__RAW RECORDS__.
* * * * *
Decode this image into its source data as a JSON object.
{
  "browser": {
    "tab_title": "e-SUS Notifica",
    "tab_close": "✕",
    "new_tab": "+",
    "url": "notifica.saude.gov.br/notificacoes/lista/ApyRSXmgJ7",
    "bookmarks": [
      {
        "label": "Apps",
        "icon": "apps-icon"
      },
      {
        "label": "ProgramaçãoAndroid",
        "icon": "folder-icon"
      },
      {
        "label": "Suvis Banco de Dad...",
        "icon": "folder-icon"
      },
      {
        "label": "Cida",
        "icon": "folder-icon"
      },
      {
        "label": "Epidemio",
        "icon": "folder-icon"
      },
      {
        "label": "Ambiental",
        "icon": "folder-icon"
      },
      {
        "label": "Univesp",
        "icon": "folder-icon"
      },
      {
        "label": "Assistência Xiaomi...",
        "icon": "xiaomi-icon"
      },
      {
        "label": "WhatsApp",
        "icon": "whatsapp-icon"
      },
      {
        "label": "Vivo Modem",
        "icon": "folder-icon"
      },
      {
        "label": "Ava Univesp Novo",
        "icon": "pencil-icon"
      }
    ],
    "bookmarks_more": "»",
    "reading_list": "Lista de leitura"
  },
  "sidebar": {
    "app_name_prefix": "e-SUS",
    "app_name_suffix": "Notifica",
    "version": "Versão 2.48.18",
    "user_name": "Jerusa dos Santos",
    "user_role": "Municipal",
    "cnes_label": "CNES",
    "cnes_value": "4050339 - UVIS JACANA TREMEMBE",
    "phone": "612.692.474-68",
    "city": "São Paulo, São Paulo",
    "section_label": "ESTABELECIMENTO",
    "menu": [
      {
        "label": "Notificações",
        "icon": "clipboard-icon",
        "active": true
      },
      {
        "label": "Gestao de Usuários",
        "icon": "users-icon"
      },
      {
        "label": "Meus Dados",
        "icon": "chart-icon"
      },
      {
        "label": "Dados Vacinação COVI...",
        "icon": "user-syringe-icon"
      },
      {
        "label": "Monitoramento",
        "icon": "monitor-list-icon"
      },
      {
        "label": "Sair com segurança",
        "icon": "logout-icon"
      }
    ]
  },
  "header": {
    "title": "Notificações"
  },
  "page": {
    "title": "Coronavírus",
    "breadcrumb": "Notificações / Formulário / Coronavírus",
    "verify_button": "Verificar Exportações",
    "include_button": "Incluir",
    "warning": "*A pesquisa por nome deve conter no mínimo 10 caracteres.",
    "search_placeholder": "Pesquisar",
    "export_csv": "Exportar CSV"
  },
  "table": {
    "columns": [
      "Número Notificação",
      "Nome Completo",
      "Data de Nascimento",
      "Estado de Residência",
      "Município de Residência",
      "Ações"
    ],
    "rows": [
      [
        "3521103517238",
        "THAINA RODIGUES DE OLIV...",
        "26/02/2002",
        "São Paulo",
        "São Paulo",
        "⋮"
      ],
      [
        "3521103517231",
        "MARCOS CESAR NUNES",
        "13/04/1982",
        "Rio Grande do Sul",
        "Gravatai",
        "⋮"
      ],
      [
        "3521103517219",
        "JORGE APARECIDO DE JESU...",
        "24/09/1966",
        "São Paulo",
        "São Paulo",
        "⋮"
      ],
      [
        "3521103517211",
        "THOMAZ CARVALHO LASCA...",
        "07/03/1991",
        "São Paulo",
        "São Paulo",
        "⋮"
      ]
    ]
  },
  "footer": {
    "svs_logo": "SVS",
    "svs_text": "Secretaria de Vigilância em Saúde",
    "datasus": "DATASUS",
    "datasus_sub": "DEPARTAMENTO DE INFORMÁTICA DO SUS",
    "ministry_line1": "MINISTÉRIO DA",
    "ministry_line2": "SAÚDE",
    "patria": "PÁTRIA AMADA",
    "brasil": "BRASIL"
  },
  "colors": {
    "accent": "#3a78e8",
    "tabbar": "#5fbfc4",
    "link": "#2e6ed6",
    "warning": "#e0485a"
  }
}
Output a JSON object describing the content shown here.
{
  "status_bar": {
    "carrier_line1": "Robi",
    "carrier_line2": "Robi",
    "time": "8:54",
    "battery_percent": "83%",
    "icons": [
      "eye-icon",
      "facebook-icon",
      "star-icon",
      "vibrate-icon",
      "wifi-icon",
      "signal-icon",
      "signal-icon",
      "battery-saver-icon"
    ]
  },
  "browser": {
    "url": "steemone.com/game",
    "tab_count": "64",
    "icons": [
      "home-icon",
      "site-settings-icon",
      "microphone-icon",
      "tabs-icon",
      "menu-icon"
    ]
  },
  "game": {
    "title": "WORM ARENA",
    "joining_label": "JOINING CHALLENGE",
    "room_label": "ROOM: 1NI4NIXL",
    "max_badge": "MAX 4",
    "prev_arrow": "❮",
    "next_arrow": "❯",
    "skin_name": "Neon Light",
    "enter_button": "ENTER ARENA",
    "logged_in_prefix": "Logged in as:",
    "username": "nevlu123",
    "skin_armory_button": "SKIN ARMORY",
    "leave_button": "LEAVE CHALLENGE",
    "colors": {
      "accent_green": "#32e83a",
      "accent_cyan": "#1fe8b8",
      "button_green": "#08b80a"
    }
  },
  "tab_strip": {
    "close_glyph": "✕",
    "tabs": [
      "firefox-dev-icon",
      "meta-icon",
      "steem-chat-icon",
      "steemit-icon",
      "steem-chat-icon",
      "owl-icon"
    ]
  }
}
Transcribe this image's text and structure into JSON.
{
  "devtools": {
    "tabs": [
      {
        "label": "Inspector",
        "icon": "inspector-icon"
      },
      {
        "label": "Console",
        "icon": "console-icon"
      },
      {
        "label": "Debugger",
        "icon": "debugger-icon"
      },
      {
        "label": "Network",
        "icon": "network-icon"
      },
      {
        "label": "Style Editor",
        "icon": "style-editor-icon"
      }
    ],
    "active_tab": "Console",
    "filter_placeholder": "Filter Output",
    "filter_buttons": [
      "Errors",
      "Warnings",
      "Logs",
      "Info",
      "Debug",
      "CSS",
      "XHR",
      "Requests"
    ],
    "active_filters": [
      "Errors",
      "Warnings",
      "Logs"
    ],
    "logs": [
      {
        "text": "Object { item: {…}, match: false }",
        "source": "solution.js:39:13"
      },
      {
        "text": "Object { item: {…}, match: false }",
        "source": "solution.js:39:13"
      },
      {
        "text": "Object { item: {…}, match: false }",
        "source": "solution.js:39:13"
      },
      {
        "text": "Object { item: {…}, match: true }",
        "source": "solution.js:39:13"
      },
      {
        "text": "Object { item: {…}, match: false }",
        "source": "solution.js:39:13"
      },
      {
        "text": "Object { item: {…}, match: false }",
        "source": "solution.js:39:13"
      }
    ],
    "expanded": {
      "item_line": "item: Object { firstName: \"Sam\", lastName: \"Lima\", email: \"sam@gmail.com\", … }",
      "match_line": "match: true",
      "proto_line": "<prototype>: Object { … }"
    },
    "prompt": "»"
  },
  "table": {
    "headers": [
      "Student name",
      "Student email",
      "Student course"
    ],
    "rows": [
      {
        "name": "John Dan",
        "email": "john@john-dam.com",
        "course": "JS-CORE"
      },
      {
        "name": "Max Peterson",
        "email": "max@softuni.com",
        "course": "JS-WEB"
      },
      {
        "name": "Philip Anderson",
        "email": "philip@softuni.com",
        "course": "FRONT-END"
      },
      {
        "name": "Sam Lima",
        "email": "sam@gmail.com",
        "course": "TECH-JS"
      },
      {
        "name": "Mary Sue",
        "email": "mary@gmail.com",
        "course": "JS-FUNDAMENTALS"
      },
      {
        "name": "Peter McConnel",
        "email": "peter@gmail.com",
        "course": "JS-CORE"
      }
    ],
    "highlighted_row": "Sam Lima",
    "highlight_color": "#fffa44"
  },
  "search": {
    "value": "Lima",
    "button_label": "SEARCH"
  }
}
* * * * *
__PROBLEM TO WORK ON__.
Give the data again, exactly as it stands.

__ANSWER TO THE TASK__.
Decode this image into its source data as a JSON object.
{
  "browser": {
    "tab_title": "e-SUS Notifica",
    "tab_close": "✕",
    "new_tab": "+",
    "url": "notifica.saude.gov.br/notificacoes/lista/ApyRSXmgJ7",
    "bookmarks": [
      {
        "label": "Apps",
        "icon": "apps-icon"
      },
      {
        "label": "ProgramaçãoAndroid",
        "icon": "folder-icon"
      },
      {
        "label": "Suvis Banco de Dad...",
        "icon": "folder-icon"
      },
      {
        "label": "Cida",
        "icon": "folder-icon"
      },
      {
        "label": "Epidemio",
        "icon": "folder-icon"
      },
      {
        "label": "Ambiental",
        "icon": "folder-icon"
      },
      {
        "label": "Univesp",
        "icon": "folder-icon"
      },
      {
        "label": "Assistência Xiaomi...",
        "icon": "xiaomi-icon"
      },
      {
        "label": "WhatsApp",
        "icon": "whatsapp-icon"
      },
      {
        "label": "Vivo Modem",
        "icon": "folder-icon"
      },
      {
        "label": "Ava Univesp Novo",
        "icon": "pencil-icon"
      }
    ],
    "bookmarks_more": "»",
    "reading_list": "Lista de leitura"
  },
  "sidebar": {
    "app_name_prefix": "e-SUS",
    "app_name_suffix": "Notifica",
    "version": "Versão 2.48.18",
    "user_name": "Jerusa dos Santos",
    "user_role": "Municipal",
    "cnes_label": "CNES",
    "cnes_value": "4050339 - UVIS JACANA TREMEMBE",
    "phone": "612.692.474-68",
    "city": "São Paulo, São Paulo",
    "section_label": "ESTABELECIMENTO",
    "menu": [
      {
        "label": "Notificações",
        "icon": "clipboard-icon",
        "active": true
      },
      {
        "label": "Gestao de Usuários",
        "icon": "users-icon"
      },
      {
        "label": "Meus Dados",
        "icon": "chart-icon"
      },
      {
        "label": "Dados Vacinação COVI...",
        "icon": "user-syringe-icon"
      },
      {
        "label": "Monitoramento",
        "icon": "monitor-list-icon"
      },
      {
        "label": "Sair com segurança",
        "icon": "logout-icon"
      }
    ]
  },
  "header": {
    "title": "Notificações"
  },
  "page": {
    "title": "Coronavírus",
    "breadcrumb": "Notificações / Formulário / Coronavírus",
    "verify_button": "Verificar Exportações",
    "include_button": "Incluir",
    "warning": "*A pesquisa por nome deve conter no mínimo 10 caracteres.",
    "search_placeholder": "Pesquisar",
    "export_csv": "Exportar CSV"
  },
  "table": {
    "columns": [
      "Número Notificação",
      "Nome Completo",
      "Data de Nascimento",
      "Estado de Residência",
      "Município de Residência",
      "Ações"
    ],
    "rows": [
      [
        "3521103517238",
        "THAINA RODIGUES DE OLIV...",
        "26/02/2002",
        "São Paulo",
        "São Paulo",
        "⋮"
      ],
      [
        "3521103517231",
        "MARCOS CESAR NUNES",
        "13/04/1982",
        "Rio Grande do Sul",
        "Gravatai",
        "⋮"
      ],
      [
        "3521103517219",
        "JORGE APARECIDO DE JESU...",
        "24/09/1966",
        "São Paulo",
        "São Paulo",
        "⋮"
      ],
      [
        "3521103517211",
        "THOMAZ CARVALHO LASCA...",
        "07/03/1991",
        "São Paulo",
        "São Paulo",
        "⋮"
      ]
    ]
  },
  "footer": {
    "svs_logo": "SVS",
    "svs_text": "Secretaria de Vigilância em Saúde",
    "datasus": "DATASUS",
    "datasus_sub": "DEPARTAMENTO DE INFORMÁTICA DO SUS",
    "ministry_line1": "MINISTÉRIO DA",
    "ministry_line2": "SAÚDE",
    "patria": "PÁTRIA AMADA",
    "brasil": "BRASIL"
  },
  "colors": {
    "accent": "#3a78e8",
    "tabbar": "#5fbfc4",
    "link": "#2e6ed6",
    "warning": "#e0485a"
  }
}
Output a JSON object describing the content shown here.
{
  "status_bar": {
    "carrier_line1": "Robi",
    "carrier_line2": "Robi",
    "time": "8:54",
    "battery_percent": "83%",
    "icons": [
      "eye-icon",
      "facebook-icon",
      "star-icon",
      "vibrate-icon",
      "wifi-icon",
      "signal-icon",
      "signal-icon",
      "battery-saver-icon"
    ]
  },
  "browser": {
    "url": "steemone.com/game",
    "tab_count": "64",
    "icons": [
      "home-icon",
      "site-settings-icon",
      "microphone-icon",
      "tabs-icon",
      "menu-icon"
    ]
  },
  "game": {
    "title": "WORM ARENA",
    "joining_label": "JOINING CHALLENGE",
    "room_label": "ROOM: 1NI4NIXL",
    "max_badge": "MAX 4",
    "prev_arrow": "❮",
    "next_arrow": "❯",
    "skin_name": "Neon Light",
    "enter_button": "ENTER ARENA",
    "logged_in_prefix": "Logged in as:",
    "username": "nevlu123",
    "skin_armory_button": "SKIN ARMORY",
    "leave_button": "LEAVE CHALLENGE",
    "colors": {
      "accent_green": "#32e83a",
      "accent_cyan": "#1fe8b8",
      "button_green": "#08b80a"
    }
  },
  "tab_strip": {
    "close_glyph": "✕",
    "tabs": [
      "firefox-dev-icon",
      "meta-icon",
      "steem-chat-icon",
      "steemit-icon",
      "steem-chat-icon",
      "owl-icon"
    ]
  }
}
Transcribe this image's text and structure into JSON.
{
  "devtools": {
    "tabs": [
      {
        "label": "Inspector",
        "icon": "inspector-icon"
      },
      {
        "label": "Console",
        "icon": "console-icon"
      },
      {
        "label": "Debugger",
        "icon": "debugger-icon"
      },
      {
        "label": "Network",
        "icon": "network-icon"
      },
      {
        "label": "Style Editor",
        "icon": "style-editor-icon"
      }
    ],
    "active_tab": "Console",
    "filter_placeholder": "Filter Output",
    "filter_buttons": [
      "Errors",
      "Warnings",
      "Logs",
      "Info",
      "Debug",
      "CSS",
      "XHR",
      "Requests"
    ],
    "active_filters": [
      "Errors",
      "Warnings",
      "Logs"
    ],
    "logs": [
      {
        "text": "Object { item: {…}, match: false }",
        "source": "solution.js:39:13"
      },
      {
        "text": "Object { item: {…}, match: false }",
        "source": "solution.js:39:13"
      },
      {
        "text": "Object { item: {…}, match: false }",
        "source": "solution.js:39:13"
      },
      {
        "text": "Object { item: {…}, match: true }",
        "source": "solution.js:39:13"
      },
      {
        "text": "Object { item: {…}, match: false }",
        "source": "solution.js:39:13"
      },
      {
        "text": "Object { item: {…}, match: false }",
        "source": "solution.js:39:13"
      }
    ],
    "expanded": {
      "item_line": "item: Object { firstName: \"Sam\", lastName: \"Lima\", email: \"sam@gmail.com\", … }",
      "match_line": "match: true",
      "proto_line": "<prototype>: Object { … }"
    },
    "prompt": "»"
  },
  "table": {
    "headers": [
      "Student name",
      "Student email",
      "Student course"
    ],
    "rows": [
      {
        "name": "John Dan",
        "email": "john@john-dam.com",
        "course": "JS-CORE"
      },
      {
        "name": "Max Peterson",
        "email": "max@softuni.com",
        "course": "JS-WEB"
      },
      {
        "name": "Philip Anderson",
        "email": "philip@softuni.com",
        "course": "FRONT-END"
      },
      {
        "name": "Sam Lima",
        "email": "sam@gmail.com",
        "course": "TECH-JS"
      },
      {
        "name": "Mary Sue",
        "email": "mary@gmail.com",
        "course": "JS-FUNDAMENTALS"
      },
      {
        "name": "Peter McConnel",
        "email": "peter@gmail.com",
        "course": "JS-CORE"
      }
    ],
    "highlighted_row": "Sam Lima",
    "highlight_color": "#fffa44"
  },
  "search": {
    "value": "Lima",
    "button_label": "SEARCH"
  }
}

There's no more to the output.